++++ Given records ++++

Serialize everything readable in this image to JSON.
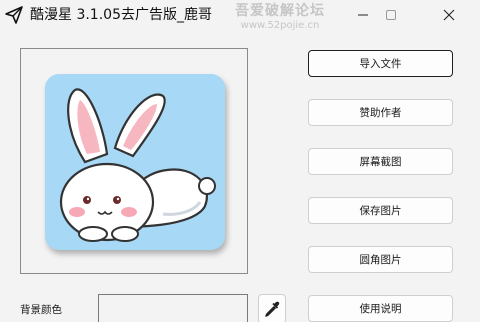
{
  "window": {
    "title": "酷漫星 3.1.05去广告版_鹿哥",
    "watermark_line1": "吾爱破解论坛",
    "watermark_line2": "www.52pojie.cn"
  },
  "icons": {
    "app": "paper-plane-icon",
    "minimize": "minimize-icon",
    "maximize": "maximize-icon",
    "close": "close-icon",
    "picker": "eyedropper-icon"
  },
  "preview": {
    "image_subject": "cartoon white bunny lying down",
    "tile_color": "#a7d8f5"
  },
  "buttons": {
    "import_file": "导入文件",
    "sponsor_author": "赞助作者",
    "screenshot": "屏幕截图",
    "save_image": "保存图片",
    "rounded_image": "圆角图片",
    "instructions": "使用说明"
  },
  "background_color": {
    "label": "背景颜色",
    "value": ""
  }
}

++++

→ Directions for this task
Transcribe every record above exactly as written, leaving out any pictures.

→ Right answer
Serialize everything readable in this image to JSON.
{
  "window": {
    "title": "酷漫星 3.1.05去广告版_鹿哥",
    "watermark_line1": "吾爱破解论坛",
    "watermark_line2": "www.52pojie.cn"
  },
  "icons": {
    "app": "paper-plane-icon",
    "minimize": "minimize-icon",
    "maximize": "maximize-icon",
    "close": "close-icon",
    "picker": "eyedropper-icon"
  },
  "preview": {
    "image_subject": "cartoon white bunny lying down",
    "tile_color": "#a7d8f5"
  },
  "buttons": {
    "import_file": "导入文件",
    "sponsor_author": "赞助作者",
    "screenshot": "屏幕截图",
    "save_image": "保存图片",
    "rounded_image": "圆角图片",
    "instructions": "使用说明"
  },
  "background_color": {
    "label": "背景颜色",
    "value": ""
  }
}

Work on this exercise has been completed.